_TASK DIRECTIONS:_ Each line below must be set down exactly; omit any image you find.
<<<<
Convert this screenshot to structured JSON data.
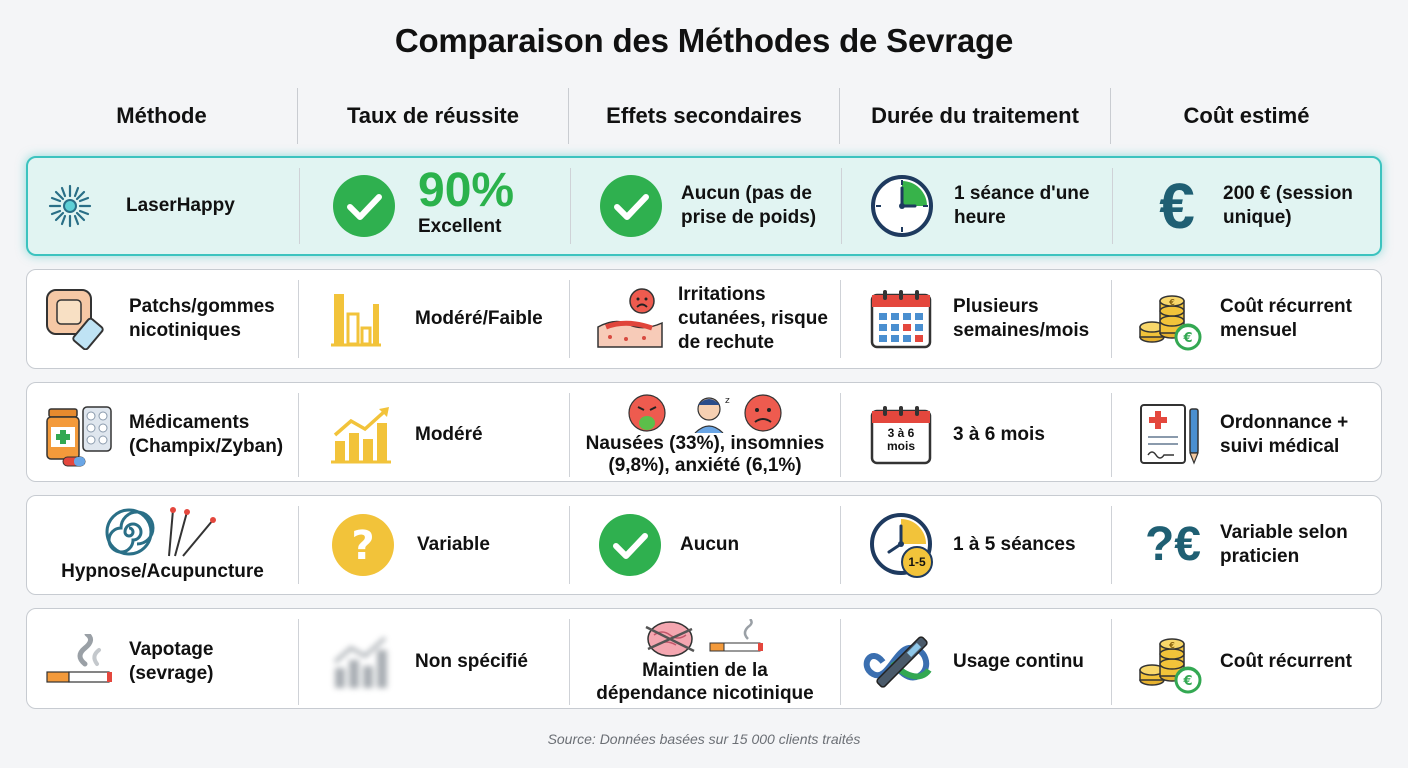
{
  "title": "Comparaison des Méthodes de Sevrage",
  "headers": [
    "Méthode",
    "Taux de réussite",
    "Effets secondaires",
    "Durée du traitement",
    "Coût estimé"
  ],
  "accent_color": "#3cc3bf",
  "rows": [
    {
      "method": "LaserHappy",
      "method_icon": "laser-burst-icon",
      "success_value": "90%",
      "success_label": "Excellent",
      "success_icon": "green-check-icon",
      "side_effects": "Aucun (pas de prise de poids)",
      "side_icon": "green-check-icon",
      "duration": "1 séance d'une heure",
      "duration_icon": "clock-icon",
      "cost": "200 € (session unique)",
      "cost_icon": "euro-icon",
      "highlighted": true
    },
    {
      "method": "Patchs/gommes nicotiniques",
      "method_icon": "patch-gum-icon",
      "success": "Modéré/Faible",
      "success_icon": "bar-chart-low-icon",
      "side_effects": "Irritations cutanées, risque de rechute",
      "side_icon": "irritated-skin-icon",
      "duration": "Plusieurs semaines/mois",
      "duration_icon": "calendar-icon",
      "cost": "Coût récurrent mensuel",
      "cost_icon": "coins-recurring-icon"
    },
    {
      "method": "Médicaments (Champix/Zyban)",
      "method_icon": "medication-icon",
      "success": "Modéré",
      "success_icon": "bar-chart-up-icon",
      "side_effects": "Nausées (33%), insomnies (9,8%), anxiété (6,1%)",
      "side_icon": "nausea-insomnia-anxiety-icon",
      "duration": "3 à 6 mois",
      "calendar_text": "3 à 6 mois",
      "duration_icon": "calendar-icon",
      "cost": "Ordonnance + suivi médical",
      "cost_icon": "prescription-icon"
    },
    {
      "method": "Hypnose/Acupuncture",
      "method_icon": "spiral-needles-icon",
      "success": "Variable",
      "success_icon": "question-icon",
      "side_effects": "Aucun",
      "side_icon": "green-check-icon",
      "duration": "1 à 5 séances",
      "clock_badge": "1-5",
      "duration_icon": "clock-icon",
      "cost": "Variable selon praticien",
      "cost_symbol": "?€",
      "cost_icon": "question-euro-icon"
    },
    {
      "method": "Vapotage (sevrage)",
      "method_icon": "cigarette-icon",
      "success": "Non spécifié",
      "success_icon": "blurred-chart-icon",
      "side_effects": "Maintien de la dépendance nicotinique",
      "side_icon": "brain-cigarette-icon",
      "duration": "Usage continu",
      "duration_icon": "vape-infinity-icon",
      "cost": "Coût récurrent",
      "cost_icon": "coins-recurring-icon"
    }
  ],
  "source": "Source: Données basées sur 15 000 clients traités"
}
>>>>
_RESPONSE TO THE TASK:_
Convert this screenshot to structured JSON data.
{
  "title": "Comparaison des Méthodes de Sevrage",
  "headers": [
    "Méthode",
    "Taux de réussite",
    "Effets secondaires",
    "Durée du traitement",
    "Coût estimé"
  ],
  "accent_color": "#3cc3bf",
  "rows": [
    {
      "method": "LaserHappy",
      "method_icon": "laser-burst-icon",
      "success_value": "90%",
      "success_label": "Excellent",
      "success_icon": "green-check-icon",
      "side_effects": "Aucun (pas de prise de poids)",
      "side_icon": "green-check-icon",
      "duration": "1 séance d'une heure",
      "duration_icon": "clock-icon",
      "cost": "200 € (session unique)",
      "cost_icon": "euro-icon",
      "highlighted": true
    },
    {
      "method": "Patchs/gommes nicotiniques",
      "method_icon": "patch-gum-icon",
      "success": "Modéré/Faible",
      "success_icon": "bar-chart-low-icon",
      "side_effects": "Irritations cutanées, risque de rechute",
      "side_icon": "irritated-skin-icon",
      "duration": "Plusieurs semaines/mois",
      "duration_icon": "calendar-icon",
      "cost": "Coût récurrent mensuel",
      "cost_icon": "coins-recurring-icon"
    },
    {
      "method": "Médicaments (Champix/Zyban)",
      "method_icon": "medication-icon",
      "success": "Modéré",
      "success_icon": "bar-chart-up-icon",
      "side_effects": "Nausées (33%), insomnies (9,8%), anxiété (6,1%)",
      "side_icon": "nausea-insomnia-anxiety-icon",
      "duration": "3 à 6 mois",
      "calendar_text": "3 à 6 mois",
      "duration_icon": "calendar-icon",
      "cost": "Ordonnance + suivi médical",
      "cost_icon": "prescription-icon"
    },
    {
      "method": "Hypnose/Acupuncture",
      "method_icon": "spiral-needles-icon",
      "success": "Variable",
      "success_icon": "question-icon",
      "side_effects": "Aucun",
      "side_icon": "green-check-icon",
      "duration": "1 à 5 séances",
      "clock_badge": "1-5",
      "duration_icon": "clock-icon",
      "cost": "Variable selon praticien",
      "cost_symbol": "?€",
      "cost_icon": "question-euro-icon"
    },
    {
      "method": "Vapotage (sevrage)",
      "method_icon": "cigarette-icon",
      "success": "Non spécifié",
      "success_icon": "blurred-chart-icon",
      "side_effects": "Maintien de la dépendance nicotinique",
      "side_icon": "brain-cigarette-icon",
      "duration": "Usage continu",
      "duration_icon": "vape-infinity-icon",
      "cost": "Coût récurrent",
      "cost_icon": "coins-recurring-icon"
    }
  ],
  "source": "Source: Données basées sur 15 000 clients traités"
}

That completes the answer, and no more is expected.